## Task instructions
Copy all lines of the listing that include the string "Ditch".

Dataset rows:
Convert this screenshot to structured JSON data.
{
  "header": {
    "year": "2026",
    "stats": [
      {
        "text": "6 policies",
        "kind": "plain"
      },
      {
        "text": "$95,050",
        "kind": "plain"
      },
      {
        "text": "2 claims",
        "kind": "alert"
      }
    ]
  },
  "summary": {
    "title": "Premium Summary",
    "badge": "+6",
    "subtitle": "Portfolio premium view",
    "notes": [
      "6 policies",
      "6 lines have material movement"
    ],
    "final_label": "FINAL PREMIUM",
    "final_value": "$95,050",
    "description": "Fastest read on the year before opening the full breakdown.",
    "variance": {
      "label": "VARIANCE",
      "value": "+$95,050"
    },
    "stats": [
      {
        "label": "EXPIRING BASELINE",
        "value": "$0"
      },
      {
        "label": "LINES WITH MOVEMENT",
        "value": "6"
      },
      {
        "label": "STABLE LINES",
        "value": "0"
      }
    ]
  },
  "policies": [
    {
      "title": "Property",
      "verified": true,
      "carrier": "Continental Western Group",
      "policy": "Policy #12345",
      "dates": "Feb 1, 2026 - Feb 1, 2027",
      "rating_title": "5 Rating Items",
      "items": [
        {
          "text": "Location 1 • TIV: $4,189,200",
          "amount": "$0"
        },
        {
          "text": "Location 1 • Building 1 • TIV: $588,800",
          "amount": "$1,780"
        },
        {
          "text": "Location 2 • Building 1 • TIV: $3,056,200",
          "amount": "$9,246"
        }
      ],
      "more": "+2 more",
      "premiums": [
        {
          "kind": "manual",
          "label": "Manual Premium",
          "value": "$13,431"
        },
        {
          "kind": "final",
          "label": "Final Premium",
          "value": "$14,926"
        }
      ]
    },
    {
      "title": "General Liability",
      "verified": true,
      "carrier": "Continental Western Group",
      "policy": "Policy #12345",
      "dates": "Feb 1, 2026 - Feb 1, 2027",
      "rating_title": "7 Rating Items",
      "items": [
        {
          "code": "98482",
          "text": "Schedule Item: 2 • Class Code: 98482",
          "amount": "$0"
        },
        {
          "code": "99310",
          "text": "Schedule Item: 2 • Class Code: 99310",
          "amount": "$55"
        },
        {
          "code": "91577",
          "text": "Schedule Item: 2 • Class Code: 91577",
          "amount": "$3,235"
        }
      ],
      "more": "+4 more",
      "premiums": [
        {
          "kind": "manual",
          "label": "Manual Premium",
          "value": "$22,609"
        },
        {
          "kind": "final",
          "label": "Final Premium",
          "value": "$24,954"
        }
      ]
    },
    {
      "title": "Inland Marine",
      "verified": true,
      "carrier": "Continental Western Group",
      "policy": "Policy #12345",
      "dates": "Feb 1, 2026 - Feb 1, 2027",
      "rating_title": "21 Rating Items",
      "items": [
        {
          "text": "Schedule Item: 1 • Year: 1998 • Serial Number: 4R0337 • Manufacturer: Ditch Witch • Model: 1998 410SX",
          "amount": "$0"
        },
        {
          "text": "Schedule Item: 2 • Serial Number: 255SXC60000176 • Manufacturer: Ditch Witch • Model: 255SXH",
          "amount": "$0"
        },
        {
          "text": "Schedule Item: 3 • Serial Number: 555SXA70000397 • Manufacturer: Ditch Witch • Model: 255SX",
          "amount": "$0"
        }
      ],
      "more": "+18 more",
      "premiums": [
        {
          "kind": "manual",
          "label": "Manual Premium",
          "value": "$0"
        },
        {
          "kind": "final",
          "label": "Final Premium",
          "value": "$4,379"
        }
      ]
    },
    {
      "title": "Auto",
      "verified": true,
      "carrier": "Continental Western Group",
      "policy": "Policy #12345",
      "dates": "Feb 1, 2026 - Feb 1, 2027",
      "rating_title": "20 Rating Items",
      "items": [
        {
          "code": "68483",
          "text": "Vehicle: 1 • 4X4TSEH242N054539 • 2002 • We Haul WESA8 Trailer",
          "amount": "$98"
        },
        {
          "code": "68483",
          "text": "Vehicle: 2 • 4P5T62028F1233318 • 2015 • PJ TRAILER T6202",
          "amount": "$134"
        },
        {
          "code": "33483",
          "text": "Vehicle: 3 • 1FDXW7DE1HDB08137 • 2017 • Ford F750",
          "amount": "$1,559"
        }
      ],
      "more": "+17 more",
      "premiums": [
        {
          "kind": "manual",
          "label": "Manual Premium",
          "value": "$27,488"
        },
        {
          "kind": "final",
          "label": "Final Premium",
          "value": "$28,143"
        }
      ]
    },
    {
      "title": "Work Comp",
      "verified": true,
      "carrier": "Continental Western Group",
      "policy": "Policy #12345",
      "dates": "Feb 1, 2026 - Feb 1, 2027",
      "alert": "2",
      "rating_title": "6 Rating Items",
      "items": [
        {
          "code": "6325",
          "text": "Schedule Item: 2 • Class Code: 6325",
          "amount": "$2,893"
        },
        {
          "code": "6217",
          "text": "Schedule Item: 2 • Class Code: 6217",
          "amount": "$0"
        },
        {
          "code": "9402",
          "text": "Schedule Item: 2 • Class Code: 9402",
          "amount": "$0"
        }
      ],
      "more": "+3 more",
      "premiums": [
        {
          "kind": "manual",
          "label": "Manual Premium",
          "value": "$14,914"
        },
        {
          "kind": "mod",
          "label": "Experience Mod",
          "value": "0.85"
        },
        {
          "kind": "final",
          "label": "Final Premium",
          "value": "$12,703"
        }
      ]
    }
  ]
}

## Final answer
          "text": "Schedule Item: 1 • Year: 1998 • Serial Number: 4R0337 • Manufacturer: Ditch Witch • Model: 1998 410SX",
          "text": "Schedule Item: 2 • Serial Number: 255SXC60000176 • Manufacturer: Ditch Witch • Model: 255SXH",
          "text": "Schedule Item: 3 • Serial Number: 555SXA70000397 • Manufacturer: Ditch Witch • Model: 255SX",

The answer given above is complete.